WRITTEN INSTRUCTION
Copy out every line of the listing below word for word, with nothing left out or changed.
************
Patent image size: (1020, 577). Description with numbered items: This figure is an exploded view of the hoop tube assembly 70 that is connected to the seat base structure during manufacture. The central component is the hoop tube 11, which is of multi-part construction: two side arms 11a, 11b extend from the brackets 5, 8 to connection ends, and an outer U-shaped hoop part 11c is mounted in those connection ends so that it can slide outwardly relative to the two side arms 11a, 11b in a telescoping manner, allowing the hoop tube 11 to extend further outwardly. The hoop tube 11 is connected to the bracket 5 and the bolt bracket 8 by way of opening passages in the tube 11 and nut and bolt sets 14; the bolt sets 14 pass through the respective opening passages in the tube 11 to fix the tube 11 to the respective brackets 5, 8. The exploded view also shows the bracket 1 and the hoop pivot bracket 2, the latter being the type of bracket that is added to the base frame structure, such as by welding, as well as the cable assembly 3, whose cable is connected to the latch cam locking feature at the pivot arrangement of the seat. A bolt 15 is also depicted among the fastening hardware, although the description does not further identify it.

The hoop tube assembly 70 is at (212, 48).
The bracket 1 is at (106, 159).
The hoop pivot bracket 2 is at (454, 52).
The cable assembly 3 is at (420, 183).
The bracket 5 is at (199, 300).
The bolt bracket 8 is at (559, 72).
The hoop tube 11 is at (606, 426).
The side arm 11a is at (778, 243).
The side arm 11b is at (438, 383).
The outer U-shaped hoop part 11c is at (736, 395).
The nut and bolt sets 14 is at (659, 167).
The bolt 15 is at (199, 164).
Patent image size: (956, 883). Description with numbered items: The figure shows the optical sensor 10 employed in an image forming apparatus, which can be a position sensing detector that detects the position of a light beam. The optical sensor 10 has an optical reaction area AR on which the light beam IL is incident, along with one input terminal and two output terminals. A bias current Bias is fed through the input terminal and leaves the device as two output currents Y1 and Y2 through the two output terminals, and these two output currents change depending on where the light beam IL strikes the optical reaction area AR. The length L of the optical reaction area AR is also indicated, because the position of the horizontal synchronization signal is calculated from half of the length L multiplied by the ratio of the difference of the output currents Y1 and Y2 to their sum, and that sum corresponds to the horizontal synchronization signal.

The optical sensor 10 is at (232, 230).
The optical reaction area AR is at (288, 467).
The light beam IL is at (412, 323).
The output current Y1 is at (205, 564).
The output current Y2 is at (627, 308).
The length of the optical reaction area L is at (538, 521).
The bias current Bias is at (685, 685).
************
REPLY
Patent image size: (1020, 577). Description with numbered items: This figure is an exploded view of the hoop tube assembly 70 that is connected to the seat base structure during manufacture. The central component is the hoop tube 11, which is of multi-part construction: two side arms 11a, 11b extend from the brackets 5, 8 to connection ends, and an outer U-shaped hoop part 11c is mounted in those connection ends so that it can slide outwardly relative to the two side arms 11a, 11b in a telescoping manner, allowing the hoop tube 11 to extend further outwardly. The hoop tube 11 is connected to the bracket 5 and the bolt bracket 8 by way of opening passages in the tube 11 and nut and bolt sets 14; the bolt sets 14 pass through the respective opening passages in the tube 11 to fix the tube 11 to the respective brackets 5, 8. The exploded view also shows the bracket 1 and the hoop pivot bracket 2, the latter being the type of bracket that is added to the base frame structure, such as by welding, as well as the cable assembly 3, whose cable is connected to the latch cam locking feature at the pivot arrangement of the seat. A bolt 15 is also depicted among the fastening hardware, although the description does not further identify it.

The hoop tube assembly 70 is at (212, 48).
The bracket 1 is at (106, 159).
The hoop pivot bracket 2 is at (454, 52).
The cable assembly 3 is at (420, 183).
The bracket 5 is at (199, 300).
The bolt bracket 8 is at (559, 72).
The hoop tube 11 is at (606, 426).
The side arm 11a is at (778, 243).
The side arm 11b is at (438, 383).
The outer U-shaped hoop part 11c is at (736, 395).
The nut and bolt sets 14 is at (659, 167).
The bolt 15 is at (199, 164).
Patent image size: (956, 883). Description with numbered items: The figure shows the optical sensor 10 employed in an image forming apparatus, which can be a position sensing detector that detects the position of a light beam. The optical sensor 10 has an optical reaction area AR on which the light beam IL is incident, along with one input terminal and two output terminals. A bias current Bias is fed through the input terminal and leaves the device as two output currents Y1 and Y2 through the two output terminals, and these two output currents change depending on where the light beam IL strikes the optical reaction area AR. The length L of the optical reaction area AR is also indicated, because the position of the horizontal synchronization signal is calculated from half of the length L multiplied by the ratio of the difference of the output currents Y1 and Y2 to their sum, and that sum corresponds to the horizontal synchronization signal.

The optical sensor 10 is at (232, 230).
The optical reaction area AR is at (288, 467).
The light beam IL is at (412, 323).
The output current Y1 is at (205, 564).
The output current Y2 is at (627, 308).
The length of the optical reaction area L is at (538, 521).
The bias current Bias is at (685, 685).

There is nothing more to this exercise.